List each line of the data that holds the string "observed", please.

Dataset items
- - - - -
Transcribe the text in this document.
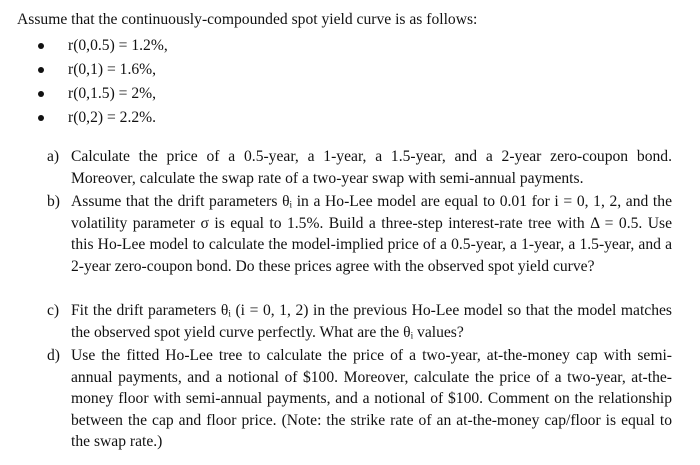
Assume that the continuously-compounded spot yield curve is as follows:
r(0,0.5) = 1.2%,
r(0,1) = 1.6%,
r(0,1.5) = 2%,
r(0,2) = 2.2%.
a) Calculate the price of a 0.5-year, a 1-year, a 1.5-year, and a 2-year zero-coupon bond. Moreover, calculate the swap rate of a two-year swap with semi-annual payments.
b) Assume that the drift parameters θᵢ in a Ho-Lee model are equal to 0.01 for i = 0, 1, 2, and the volatility parameter σ is equal to 1.5%. Build a three-step interest-rate tree with Δ = 0.5. Use this Ho-Lee model to calculate the model-implied price of a 0.5-year, a 1-year, a 1.5-year, and a 2-year zero-coupon bond. Do these prices agree with the observed spot yield curve?
c) Fit the drift parameters θᵢ (i = 0, 1, 2) in the previous Ho-Lee model so that the model matches the observed spot yield curve perfectly. What are the θᵢ values?
d) Use the fitted Ho-Lee tree to calculate the price of a two-year, at-the-money cap with semi-annual payments, and a notional of $100. Moreover, calculate the price of a two-year, at-the-money floor with semi-annual payments, and a notional of $100. Comment on the relationship between the cap and floor price. (Note: the strike rate of an at-the-money cap/floor is equal to the swap rate.)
- - - - -
CORRECT OUTPUT =
b) Assume that the drift parameters θᵢ in a Ho-Lee model are equal to 0.01 for i = 0, 1, 2, and the volatility parameter σ is equal to 1.5%. Build a three-step interest-rate tree with Δ = 0.5. Use this Ho-Lee model to calculate the model-implied price of a 0.5-year, a 1-year, a 1.5-year, and a 2-year zero-coupon bond. Do these prices agree with the observed spot yield curve?
c) Fit the drift parameters θᵢ (i = 0, 1, 2) in the previous Ho-Lee model so that the model matches the observed spot yield curve perfectly. What are the θᵢ values?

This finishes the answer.